WORK INSTRUCTION:
The word "state" marks the lines to keep; find each one in the data and copy it.

[Page layout parsing data]
============================================================

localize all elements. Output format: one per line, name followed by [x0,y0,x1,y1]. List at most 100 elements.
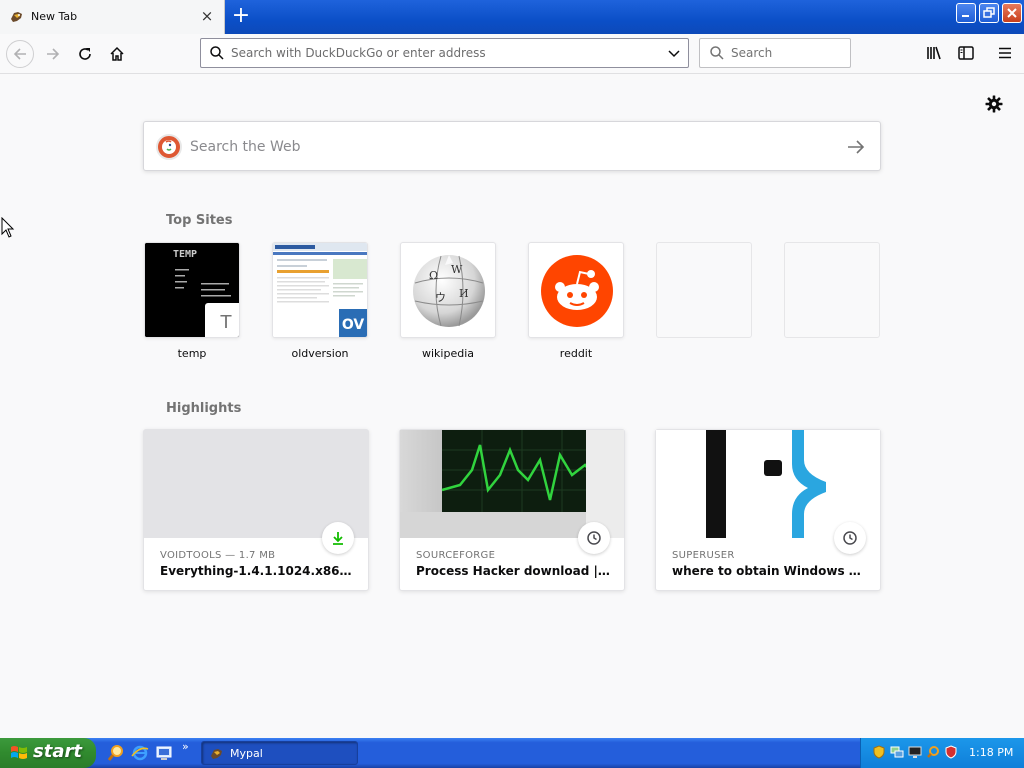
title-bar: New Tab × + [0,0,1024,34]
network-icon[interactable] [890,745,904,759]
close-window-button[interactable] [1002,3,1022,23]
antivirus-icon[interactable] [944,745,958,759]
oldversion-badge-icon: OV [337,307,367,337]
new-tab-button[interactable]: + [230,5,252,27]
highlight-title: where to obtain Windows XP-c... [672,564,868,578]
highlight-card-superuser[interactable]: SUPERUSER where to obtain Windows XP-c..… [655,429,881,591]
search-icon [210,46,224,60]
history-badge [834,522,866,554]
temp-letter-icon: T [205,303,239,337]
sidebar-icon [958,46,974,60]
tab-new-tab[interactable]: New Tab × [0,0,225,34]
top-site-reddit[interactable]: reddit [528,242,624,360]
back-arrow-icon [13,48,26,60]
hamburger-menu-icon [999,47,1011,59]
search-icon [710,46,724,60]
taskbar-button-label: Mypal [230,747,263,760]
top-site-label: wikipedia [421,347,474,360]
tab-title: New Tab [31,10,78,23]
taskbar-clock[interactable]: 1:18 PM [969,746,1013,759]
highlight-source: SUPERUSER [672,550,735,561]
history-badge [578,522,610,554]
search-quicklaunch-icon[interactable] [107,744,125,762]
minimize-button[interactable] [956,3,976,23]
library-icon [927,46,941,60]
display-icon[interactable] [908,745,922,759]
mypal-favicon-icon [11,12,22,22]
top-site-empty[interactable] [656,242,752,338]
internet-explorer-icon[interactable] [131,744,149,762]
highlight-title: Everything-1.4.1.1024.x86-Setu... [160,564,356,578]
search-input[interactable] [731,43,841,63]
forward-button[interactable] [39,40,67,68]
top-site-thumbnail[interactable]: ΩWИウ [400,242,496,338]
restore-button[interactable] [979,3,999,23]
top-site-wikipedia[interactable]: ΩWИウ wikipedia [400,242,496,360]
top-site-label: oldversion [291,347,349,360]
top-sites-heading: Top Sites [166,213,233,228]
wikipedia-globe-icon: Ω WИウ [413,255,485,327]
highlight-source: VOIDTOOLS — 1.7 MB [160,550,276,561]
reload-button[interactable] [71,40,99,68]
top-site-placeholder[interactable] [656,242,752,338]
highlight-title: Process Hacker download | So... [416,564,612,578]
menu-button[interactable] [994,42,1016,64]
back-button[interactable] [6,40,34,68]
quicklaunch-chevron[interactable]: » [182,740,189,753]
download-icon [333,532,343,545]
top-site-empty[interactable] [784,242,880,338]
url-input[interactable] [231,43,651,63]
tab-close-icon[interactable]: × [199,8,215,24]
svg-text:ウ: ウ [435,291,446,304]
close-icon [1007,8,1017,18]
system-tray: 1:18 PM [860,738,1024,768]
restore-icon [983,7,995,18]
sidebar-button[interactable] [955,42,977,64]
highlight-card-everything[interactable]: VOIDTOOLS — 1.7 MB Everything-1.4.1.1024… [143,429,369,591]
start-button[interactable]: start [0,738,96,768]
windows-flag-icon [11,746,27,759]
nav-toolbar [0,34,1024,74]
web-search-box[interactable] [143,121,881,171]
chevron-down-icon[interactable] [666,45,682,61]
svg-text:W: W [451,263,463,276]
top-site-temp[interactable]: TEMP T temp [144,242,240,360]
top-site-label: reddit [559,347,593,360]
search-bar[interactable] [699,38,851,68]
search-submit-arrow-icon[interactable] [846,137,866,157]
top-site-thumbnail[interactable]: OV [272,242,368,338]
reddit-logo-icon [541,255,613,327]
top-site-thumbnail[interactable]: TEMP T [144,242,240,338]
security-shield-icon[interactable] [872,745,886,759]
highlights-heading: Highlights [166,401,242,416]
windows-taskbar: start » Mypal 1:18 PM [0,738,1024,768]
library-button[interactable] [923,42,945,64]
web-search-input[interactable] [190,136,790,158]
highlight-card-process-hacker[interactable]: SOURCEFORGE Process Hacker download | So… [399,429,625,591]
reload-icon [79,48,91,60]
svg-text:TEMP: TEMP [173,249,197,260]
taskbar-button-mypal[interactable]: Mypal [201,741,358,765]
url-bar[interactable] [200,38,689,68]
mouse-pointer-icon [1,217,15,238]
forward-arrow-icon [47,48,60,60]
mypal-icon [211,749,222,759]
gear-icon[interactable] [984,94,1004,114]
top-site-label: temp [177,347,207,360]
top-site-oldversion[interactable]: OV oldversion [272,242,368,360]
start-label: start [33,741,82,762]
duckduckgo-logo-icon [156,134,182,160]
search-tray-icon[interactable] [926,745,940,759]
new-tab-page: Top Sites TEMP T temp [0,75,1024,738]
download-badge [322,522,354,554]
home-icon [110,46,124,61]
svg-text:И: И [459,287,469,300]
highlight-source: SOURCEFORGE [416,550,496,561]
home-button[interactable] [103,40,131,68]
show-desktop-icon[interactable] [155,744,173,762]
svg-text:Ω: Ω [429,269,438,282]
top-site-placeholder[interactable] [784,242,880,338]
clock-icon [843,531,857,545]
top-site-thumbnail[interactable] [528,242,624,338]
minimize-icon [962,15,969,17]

============================================================

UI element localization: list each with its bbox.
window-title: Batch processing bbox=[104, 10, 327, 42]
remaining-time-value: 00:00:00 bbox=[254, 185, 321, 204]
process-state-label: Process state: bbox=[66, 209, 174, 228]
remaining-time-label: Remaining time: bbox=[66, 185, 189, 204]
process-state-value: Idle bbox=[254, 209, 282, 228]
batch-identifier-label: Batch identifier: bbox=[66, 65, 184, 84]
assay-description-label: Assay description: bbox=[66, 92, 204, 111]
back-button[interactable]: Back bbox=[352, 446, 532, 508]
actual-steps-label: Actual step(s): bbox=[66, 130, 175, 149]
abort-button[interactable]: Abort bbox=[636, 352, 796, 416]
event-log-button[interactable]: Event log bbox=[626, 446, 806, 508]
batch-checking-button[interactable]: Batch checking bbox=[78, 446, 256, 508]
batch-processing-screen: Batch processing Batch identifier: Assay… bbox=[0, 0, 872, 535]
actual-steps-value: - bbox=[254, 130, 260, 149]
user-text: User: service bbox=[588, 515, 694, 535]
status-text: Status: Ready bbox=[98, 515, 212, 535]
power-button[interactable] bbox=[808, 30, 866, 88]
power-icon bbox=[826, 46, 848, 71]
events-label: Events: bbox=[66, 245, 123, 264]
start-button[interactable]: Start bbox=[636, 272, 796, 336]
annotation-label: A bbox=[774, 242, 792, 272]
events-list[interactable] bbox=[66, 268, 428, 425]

============================================================

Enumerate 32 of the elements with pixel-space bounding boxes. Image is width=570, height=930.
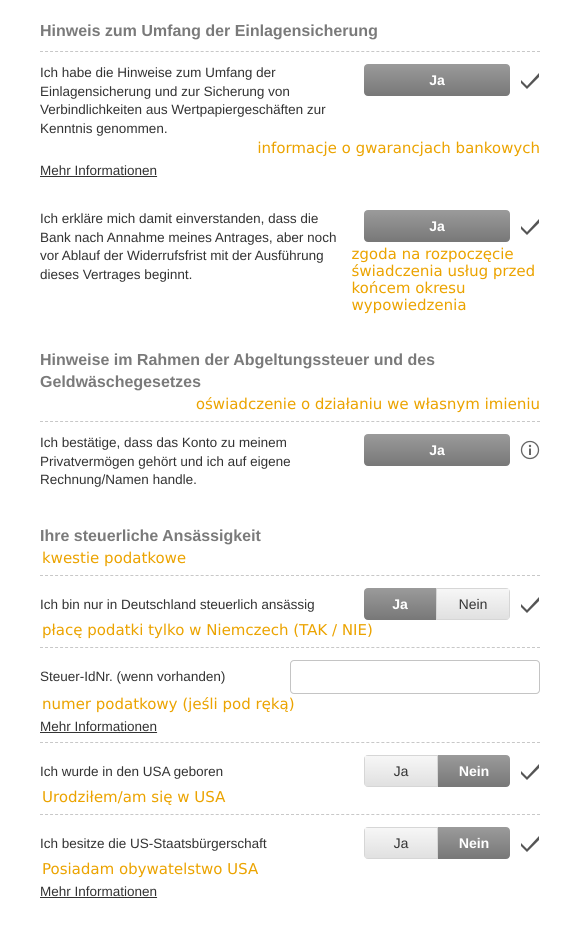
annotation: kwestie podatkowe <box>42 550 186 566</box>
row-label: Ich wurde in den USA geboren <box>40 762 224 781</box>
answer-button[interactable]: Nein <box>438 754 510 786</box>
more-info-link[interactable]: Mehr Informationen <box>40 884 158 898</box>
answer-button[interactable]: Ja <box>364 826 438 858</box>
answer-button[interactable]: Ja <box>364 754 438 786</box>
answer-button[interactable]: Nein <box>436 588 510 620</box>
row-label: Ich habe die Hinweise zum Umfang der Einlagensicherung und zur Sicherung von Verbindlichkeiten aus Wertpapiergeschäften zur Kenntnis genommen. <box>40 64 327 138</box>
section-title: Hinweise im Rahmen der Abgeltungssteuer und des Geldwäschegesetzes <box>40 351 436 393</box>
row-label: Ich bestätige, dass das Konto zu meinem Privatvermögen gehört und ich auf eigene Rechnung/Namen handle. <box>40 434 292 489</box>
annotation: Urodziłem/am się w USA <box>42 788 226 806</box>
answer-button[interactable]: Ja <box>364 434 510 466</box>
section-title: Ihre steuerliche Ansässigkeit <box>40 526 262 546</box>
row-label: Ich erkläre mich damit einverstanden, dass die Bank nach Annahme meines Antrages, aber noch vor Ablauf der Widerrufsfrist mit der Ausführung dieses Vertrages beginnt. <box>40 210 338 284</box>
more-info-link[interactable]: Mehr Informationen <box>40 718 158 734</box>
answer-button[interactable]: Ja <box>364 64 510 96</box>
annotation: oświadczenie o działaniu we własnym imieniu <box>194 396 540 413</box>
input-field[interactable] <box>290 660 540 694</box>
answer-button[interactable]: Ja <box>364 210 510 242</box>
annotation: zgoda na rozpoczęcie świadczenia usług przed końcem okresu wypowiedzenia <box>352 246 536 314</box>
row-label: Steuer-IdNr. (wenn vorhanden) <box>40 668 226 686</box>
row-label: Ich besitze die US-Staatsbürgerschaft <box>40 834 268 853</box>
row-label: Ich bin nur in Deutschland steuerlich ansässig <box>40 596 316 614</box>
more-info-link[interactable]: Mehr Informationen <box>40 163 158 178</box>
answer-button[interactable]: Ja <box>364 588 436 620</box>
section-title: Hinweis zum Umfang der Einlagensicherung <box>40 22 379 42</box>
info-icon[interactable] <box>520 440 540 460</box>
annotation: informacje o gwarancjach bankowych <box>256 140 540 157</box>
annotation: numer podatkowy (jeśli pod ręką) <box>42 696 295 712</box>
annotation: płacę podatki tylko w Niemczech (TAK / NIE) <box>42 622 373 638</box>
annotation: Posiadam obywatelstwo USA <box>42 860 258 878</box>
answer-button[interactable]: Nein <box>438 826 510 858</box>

============================================================

TASK OUTPUT:
process-state-label: Process state: bbox=[66, 209, 174, 228]
process-state-value: Idle bbox=[254, 209, 282, 228]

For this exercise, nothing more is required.